Please list all lines of the material below in which the string "거래가격" occurs.

Recorded information:
Begin

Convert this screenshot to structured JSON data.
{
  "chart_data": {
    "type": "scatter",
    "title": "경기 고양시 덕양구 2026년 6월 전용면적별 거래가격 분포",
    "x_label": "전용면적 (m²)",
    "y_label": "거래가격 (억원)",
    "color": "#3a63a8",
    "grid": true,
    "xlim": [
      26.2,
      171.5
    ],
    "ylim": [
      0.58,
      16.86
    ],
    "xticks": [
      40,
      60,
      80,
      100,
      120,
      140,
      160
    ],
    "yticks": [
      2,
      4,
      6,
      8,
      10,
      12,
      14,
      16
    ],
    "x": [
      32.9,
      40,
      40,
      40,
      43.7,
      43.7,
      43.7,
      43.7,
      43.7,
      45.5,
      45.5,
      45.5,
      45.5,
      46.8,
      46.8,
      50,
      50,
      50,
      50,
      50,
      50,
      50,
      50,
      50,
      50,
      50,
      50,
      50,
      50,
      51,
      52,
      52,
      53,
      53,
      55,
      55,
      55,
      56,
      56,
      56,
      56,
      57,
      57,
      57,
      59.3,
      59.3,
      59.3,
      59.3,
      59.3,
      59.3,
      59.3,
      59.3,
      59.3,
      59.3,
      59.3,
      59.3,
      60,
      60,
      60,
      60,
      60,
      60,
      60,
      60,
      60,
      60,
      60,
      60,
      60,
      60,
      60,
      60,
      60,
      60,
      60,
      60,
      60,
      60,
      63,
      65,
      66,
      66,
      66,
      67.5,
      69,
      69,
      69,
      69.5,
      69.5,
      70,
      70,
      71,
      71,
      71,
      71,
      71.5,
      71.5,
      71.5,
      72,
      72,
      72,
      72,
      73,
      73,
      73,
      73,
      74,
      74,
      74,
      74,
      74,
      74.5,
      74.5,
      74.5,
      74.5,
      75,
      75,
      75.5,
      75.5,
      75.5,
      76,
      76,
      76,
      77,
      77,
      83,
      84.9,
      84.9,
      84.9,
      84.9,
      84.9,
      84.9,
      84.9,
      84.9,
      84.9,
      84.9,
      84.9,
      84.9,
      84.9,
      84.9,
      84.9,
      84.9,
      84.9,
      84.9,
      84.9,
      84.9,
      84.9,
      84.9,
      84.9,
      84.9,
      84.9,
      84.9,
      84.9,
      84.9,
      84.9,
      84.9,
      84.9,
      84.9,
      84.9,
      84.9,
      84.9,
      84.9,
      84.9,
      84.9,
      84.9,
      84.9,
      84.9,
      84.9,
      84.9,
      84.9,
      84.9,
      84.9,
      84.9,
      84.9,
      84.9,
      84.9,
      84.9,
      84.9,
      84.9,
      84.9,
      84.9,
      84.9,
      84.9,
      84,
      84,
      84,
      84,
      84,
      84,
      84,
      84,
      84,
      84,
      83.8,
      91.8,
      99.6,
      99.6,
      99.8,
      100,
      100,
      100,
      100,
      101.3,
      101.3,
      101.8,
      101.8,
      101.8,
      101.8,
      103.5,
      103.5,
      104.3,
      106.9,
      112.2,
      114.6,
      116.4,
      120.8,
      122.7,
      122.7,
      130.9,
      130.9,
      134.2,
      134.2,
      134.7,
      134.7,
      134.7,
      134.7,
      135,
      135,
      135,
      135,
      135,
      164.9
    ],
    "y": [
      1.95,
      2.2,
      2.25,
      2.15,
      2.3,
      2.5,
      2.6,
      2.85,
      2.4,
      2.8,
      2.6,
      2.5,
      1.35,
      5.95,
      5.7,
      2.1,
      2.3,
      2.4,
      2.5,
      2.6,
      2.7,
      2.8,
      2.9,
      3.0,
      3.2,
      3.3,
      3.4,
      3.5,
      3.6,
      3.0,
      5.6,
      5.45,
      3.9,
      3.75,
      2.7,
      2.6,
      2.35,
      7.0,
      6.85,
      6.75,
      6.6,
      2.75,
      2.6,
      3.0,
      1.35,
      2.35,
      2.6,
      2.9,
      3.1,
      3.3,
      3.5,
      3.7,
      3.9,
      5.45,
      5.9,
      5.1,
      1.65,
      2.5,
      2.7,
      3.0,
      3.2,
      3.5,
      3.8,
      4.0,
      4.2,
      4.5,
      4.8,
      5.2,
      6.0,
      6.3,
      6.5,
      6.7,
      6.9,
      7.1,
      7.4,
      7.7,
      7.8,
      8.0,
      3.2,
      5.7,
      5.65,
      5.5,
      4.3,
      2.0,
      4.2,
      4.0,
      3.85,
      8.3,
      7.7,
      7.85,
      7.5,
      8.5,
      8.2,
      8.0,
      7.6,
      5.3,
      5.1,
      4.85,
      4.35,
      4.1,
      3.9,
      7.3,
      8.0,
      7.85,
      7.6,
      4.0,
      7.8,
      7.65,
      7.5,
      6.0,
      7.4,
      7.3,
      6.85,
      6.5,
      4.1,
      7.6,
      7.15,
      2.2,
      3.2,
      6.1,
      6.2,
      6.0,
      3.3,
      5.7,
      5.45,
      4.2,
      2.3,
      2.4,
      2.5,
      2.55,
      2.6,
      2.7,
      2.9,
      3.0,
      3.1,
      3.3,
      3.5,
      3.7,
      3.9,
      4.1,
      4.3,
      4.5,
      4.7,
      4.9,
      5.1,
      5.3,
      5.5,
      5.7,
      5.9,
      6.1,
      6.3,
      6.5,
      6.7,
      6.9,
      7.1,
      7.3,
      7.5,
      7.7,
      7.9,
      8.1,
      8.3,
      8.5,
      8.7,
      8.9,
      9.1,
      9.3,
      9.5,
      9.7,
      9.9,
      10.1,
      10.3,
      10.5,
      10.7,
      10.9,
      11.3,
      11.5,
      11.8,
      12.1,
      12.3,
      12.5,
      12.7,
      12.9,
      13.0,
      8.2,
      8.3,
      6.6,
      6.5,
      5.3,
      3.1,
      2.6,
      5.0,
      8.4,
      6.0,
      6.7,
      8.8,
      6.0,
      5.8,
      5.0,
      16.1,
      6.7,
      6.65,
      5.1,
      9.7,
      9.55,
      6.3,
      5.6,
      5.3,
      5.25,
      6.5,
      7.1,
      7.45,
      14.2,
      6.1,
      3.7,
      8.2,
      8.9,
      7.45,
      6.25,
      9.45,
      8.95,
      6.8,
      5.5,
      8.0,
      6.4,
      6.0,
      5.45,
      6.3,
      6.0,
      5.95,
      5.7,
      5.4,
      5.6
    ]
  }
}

End

Result:
    "title": "경기 고양시 덕양구 2026년 6월 전용면적별 거래가격 분포",
    "y_label": "거래가격 (억원)",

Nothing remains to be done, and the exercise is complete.